+++ Data records
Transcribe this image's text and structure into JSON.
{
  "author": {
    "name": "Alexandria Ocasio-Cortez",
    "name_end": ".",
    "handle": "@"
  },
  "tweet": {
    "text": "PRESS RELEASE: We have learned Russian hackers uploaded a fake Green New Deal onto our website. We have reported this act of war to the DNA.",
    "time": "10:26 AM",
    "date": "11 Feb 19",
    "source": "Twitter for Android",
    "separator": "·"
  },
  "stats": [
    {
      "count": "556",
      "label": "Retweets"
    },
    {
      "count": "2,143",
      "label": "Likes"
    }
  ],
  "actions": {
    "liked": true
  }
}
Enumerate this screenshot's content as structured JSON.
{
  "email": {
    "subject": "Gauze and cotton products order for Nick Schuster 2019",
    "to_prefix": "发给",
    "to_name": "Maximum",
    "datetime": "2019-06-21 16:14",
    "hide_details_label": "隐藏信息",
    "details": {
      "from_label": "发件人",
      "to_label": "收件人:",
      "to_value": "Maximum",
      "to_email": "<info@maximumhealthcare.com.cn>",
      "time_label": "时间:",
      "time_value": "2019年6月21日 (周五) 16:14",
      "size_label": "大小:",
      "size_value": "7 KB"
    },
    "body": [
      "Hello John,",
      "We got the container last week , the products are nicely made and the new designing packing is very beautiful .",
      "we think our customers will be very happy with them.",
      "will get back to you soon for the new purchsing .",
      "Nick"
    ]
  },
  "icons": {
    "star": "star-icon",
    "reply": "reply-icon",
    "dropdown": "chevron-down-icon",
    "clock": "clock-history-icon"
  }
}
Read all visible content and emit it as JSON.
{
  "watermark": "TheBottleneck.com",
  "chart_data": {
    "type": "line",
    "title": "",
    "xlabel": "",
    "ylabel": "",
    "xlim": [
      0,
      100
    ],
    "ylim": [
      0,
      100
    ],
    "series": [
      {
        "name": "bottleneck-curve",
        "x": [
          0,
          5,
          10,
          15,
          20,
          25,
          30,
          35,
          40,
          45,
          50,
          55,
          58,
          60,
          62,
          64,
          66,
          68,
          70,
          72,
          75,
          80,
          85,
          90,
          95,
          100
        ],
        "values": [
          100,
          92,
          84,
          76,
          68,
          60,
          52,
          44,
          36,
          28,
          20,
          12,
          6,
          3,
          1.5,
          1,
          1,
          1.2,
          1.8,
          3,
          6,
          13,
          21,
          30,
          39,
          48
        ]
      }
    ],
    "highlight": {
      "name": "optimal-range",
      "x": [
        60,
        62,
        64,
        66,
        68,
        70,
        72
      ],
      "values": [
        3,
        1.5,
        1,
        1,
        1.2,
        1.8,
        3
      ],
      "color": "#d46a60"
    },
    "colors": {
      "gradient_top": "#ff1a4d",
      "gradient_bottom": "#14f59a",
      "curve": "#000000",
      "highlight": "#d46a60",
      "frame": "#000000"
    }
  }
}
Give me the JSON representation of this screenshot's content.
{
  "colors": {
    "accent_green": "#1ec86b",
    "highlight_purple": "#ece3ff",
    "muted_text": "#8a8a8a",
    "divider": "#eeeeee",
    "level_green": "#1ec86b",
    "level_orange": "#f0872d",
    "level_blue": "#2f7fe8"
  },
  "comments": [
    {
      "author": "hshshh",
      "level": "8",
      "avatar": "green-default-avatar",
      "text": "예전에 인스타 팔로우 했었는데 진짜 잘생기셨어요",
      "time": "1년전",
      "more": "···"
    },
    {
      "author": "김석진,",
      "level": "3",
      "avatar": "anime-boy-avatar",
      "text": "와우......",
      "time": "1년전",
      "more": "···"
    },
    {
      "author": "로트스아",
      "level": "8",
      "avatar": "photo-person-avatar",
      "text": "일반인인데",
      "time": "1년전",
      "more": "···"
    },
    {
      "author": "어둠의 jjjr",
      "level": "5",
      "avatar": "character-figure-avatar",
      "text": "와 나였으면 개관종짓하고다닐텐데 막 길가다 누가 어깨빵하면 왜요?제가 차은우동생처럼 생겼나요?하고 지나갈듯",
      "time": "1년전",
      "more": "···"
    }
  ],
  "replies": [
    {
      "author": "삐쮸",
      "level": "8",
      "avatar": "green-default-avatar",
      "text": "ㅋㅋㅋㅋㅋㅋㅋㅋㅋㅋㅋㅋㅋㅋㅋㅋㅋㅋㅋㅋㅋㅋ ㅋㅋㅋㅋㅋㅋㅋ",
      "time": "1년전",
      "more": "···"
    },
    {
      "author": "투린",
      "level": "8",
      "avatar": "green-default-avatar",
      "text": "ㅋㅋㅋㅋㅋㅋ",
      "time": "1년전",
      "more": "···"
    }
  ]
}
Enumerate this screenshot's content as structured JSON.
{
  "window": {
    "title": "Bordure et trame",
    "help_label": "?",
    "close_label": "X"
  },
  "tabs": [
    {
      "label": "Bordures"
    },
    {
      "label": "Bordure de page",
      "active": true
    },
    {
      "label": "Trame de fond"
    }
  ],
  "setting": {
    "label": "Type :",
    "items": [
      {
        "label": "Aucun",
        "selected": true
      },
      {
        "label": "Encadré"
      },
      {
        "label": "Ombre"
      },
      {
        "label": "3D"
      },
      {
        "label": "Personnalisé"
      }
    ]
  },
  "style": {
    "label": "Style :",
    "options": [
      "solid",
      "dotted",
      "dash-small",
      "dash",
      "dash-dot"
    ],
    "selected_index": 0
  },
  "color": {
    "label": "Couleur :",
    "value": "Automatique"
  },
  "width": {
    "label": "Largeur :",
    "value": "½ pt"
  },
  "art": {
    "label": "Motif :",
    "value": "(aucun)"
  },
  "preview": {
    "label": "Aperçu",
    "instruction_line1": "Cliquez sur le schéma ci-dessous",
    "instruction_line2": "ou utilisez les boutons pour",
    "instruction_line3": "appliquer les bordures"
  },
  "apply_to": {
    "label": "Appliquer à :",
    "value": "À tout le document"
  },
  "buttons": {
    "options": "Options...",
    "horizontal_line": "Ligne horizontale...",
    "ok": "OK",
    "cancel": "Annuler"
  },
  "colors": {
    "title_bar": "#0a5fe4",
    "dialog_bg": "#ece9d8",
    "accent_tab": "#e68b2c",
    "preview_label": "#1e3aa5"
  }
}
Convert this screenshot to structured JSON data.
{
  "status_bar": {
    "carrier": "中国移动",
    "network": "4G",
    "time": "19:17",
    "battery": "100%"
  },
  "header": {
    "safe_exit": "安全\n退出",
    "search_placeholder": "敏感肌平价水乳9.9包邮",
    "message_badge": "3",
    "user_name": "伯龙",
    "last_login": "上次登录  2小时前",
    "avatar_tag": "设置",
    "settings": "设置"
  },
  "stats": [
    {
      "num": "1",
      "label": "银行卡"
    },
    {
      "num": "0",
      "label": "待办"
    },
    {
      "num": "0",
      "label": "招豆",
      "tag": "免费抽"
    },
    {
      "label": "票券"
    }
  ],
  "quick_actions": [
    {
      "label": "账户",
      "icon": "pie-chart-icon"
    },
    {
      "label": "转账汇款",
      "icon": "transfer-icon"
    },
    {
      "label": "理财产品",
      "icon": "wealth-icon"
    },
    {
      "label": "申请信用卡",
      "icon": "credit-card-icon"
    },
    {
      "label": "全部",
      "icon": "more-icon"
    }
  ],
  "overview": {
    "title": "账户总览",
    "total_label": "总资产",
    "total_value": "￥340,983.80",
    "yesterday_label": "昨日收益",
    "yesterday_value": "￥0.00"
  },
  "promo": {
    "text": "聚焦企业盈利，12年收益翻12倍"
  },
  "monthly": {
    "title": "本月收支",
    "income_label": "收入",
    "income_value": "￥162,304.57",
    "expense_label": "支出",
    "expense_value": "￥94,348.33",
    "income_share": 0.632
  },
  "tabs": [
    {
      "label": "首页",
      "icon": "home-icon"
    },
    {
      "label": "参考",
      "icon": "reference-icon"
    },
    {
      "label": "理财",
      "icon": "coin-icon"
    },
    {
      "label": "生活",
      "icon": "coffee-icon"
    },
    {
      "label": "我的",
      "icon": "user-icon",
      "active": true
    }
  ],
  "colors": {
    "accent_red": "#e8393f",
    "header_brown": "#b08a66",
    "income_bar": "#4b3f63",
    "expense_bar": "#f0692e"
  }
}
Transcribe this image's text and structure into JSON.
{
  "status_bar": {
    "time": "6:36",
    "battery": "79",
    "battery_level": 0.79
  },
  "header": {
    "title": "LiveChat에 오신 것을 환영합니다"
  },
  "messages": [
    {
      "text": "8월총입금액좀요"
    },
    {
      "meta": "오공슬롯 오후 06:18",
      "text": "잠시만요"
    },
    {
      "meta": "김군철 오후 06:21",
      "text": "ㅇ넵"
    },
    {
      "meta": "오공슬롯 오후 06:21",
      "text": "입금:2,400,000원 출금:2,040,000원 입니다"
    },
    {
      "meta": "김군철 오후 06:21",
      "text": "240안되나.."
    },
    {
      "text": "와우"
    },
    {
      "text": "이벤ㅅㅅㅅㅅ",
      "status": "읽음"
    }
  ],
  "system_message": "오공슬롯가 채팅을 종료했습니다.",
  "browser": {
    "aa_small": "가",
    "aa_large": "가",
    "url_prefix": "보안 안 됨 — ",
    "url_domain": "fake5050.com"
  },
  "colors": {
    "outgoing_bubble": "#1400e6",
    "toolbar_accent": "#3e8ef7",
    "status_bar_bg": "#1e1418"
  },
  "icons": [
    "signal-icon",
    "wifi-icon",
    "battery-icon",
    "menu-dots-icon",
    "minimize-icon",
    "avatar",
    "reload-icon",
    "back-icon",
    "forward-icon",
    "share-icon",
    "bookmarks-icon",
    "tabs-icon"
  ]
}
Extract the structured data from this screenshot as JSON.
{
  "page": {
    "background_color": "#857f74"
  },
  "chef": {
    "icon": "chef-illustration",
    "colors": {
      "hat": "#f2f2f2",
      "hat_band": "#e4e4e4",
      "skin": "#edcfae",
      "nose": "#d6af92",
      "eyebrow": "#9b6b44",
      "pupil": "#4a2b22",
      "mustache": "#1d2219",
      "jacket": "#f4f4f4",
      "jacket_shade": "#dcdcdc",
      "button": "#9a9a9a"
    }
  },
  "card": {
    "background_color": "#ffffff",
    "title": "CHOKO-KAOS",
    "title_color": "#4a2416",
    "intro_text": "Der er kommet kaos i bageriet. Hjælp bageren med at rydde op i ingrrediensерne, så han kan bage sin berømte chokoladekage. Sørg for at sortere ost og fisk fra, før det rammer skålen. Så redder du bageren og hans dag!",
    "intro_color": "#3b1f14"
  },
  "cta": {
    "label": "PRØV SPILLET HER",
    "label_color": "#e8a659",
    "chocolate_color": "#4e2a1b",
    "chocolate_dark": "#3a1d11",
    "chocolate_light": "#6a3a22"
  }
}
++++++
Given exercise =>
Among the lines of the data above, determine how many contain the word "JSON". Report the number alone.

Solution to this task =>
8